● **Do this**
From the listing below, work out how many lines contain "right". Reply with that number only.
***** Records for the task
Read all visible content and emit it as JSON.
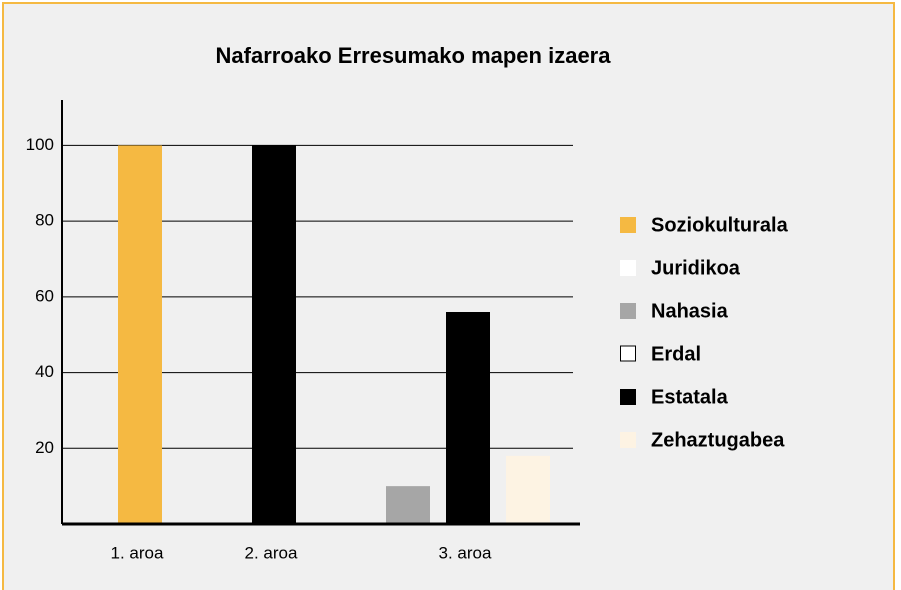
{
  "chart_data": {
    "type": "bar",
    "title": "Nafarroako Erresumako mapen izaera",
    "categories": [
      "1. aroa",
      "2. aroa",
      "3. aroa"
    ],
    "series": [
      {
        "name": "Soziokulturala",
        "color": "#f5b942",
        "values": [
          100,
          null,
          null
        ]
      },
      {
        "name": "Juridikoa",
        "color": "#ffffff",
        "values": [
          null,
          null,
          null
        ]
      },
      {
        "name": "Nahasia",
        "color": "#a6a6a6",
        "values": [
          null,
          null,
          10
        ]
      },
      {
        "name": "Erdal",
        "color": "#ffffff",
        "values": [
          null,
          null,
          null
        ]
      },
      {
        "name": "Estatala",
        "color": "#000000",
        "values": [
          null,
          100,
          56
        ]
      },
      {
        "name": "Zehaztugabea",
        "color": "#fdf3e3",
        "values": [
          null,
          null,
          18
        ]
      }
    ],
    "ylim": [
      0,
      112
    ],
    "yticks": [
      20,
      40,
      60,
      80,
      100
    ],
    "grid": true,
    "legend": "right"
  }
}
**********
***** Records for the task
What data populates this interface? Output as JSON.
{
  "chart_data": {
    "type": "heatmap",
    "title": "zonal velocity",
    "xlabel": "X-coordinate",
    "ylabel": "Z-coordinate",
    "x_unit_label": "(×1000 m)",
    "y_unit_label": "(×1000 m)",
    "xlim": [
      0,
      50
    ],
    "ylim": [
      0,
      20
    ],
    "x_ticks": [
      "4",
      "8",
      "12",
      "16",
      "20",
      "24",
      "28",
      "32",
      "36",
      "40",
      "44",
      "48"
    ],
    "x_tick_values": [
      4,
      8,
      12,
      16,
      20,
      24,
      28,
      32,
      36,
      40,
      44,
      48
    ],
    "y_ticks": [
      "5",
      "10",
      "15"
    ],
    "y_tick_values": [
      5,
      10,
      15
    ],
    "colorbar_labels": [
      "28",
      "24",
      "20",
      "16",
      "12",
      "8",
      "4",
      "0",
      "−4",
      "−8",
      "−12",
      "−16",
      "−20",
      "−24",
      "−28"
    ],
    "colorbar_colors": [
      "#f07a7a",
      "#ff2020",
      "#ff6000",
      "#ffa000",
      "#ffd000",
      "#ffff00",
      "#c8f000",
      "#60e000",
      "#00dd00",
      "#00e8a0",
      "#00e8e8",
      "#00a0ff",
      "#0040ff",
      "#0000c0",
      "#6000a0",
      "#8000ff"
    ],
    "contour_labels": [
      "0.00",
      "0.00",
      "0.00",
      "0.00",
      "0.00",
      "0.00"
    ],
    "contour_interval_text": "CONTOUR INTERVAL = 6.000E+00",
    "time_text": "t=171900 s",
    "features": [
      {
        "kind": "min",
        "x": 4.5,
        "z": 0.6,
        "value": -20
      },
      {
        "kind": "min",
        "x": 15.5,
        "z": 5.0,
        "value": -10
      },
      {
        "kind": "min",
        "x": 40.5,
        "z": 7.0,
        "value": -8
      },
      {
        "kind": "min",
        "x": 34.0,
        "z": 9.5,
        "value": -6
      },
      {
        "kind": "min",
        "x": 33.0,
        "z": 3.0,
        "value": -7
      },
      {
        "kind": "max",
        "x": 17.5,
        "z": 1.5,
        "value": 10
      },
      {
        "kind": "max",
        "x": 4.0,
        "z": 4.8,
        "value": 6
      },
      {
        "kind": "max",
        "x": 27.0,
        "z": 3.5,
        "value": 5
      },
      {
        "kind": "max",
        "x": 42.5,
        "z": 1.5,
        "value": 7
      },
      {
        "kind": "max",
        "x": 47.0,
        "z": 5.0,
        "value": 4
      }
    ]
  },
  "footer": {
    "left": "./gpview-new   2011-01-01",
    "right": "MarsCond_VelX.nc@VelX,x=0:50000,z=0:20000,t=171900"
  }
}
**********
● **Correct output**
2